Task directions: Omit every image, and transcribe the remaining entries exactly as given.

Entries from a dataset
** Begin **

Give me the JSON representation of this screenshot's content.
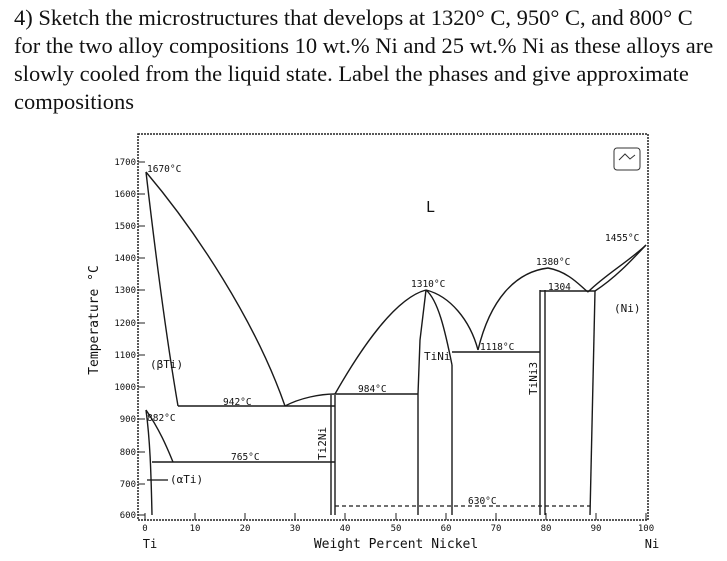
{
  "question": {
    "text": "4) Sketch the microstructures that develops at 1320° C, 950° C, and 800° C for the two alloy compositions 10 wt.% Ni and 25 wt.% Ni as these alloys are slowly cooled from the liquid state. Label the phases and give approximate compositions"
  },
  "diagram": {
    "y_axis_label": "Temperature °C",
    "x_axis_label": "Weight Percent Nickel",
    "y_ticks": [
      "600",
      "700",
      "800",
      "900",
      "1000",
      "1100",
      "1200",
      "1300",
      "1400",
      "1500",
      "1600",
      "1700"
    ],
    "x_ticks": [
      "0",
      "10",
      "20",
      "30",
      "40",
      "50",
      "60",
      "70",
      "80",
      "90",
      "100"
    ],
    "left_element": "Ti",
    "right_element": "Ni",
    "phases": {
      "liquid": "L",
      "beta_ti": "(βTi)",
      "alpha_ti": "(αTi)",
      "ti2ni": "Ti2Ni",
      "tini": "TiNi",
      "tini3": "TiNi3",
      "ni": "(Ni)"
    },
    "temperatures": {
      "t1670": "1670°C",
      "t882": "882°C",
      "t942": "942°C",
      "t765": "765°C",
      "t984": "984°C",
      "t1310": "1310°C",
      "t1118": "1118°C",
      "t1380": "1380°C",
      "t1304": "1304",
      "t630": "630°C",
      "t1455": "1455°C"
    }
  }
}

** End **

Exercise answer:
Give me the JSON representation of this screenshot's content.
{
  "question": {
    "text": "4) Sketch the microstructures that develops at 1320° C, 950° C, and 800° C for the two alloy compositions 10 wt.% Ni and 25 wt.% Ni as these alloys are slowly cooled from the liquid state. Label the phases and give approximate compositions"
  },
  "diagram": {
    "y_axis_label": "Temperature °C",
    "x_axis_label": "Weight Percent Nickel",
    "y_ticks": [
      "600",
      "700",
      "800",
      "900",
      "1000",
      "1100",
      "1200",
      "1300",
      "1400",
      "1500",
      "1600",
      "1700"
    ],
    "x_ticks": [
      "0",
      "10",
      "20",
      "30",
      "40",
      "50",
      "60",
      "70",
      "80",
      "90",
      "100"
    ],
    "left_element": "Ti",
    "right_element": "Ni",
    "phases": {
      "liquid": "L",
      "beta_ti": "(βTi)",
      "alpha_ti": "(αTi)",
      "ti2ni": "Ti2Ni",
      "tini": "TiNi",
      "tini3": "TiNi3",
      "ni": "(Ni)"
    },
    "temperatures": {
      "t1670": "1670°C",
      "t882": "882°C",
      "t942": "942°C",
      "t765": "765°C",
      "t984": "984°C",
      "t1310": "1310°C",
      "t1118": "1118°C",
      "t1380": "1380°C",
      "t1304": "1304",
      "t630": "630°C",
      "t1455": "1455°C"
    }
  }
}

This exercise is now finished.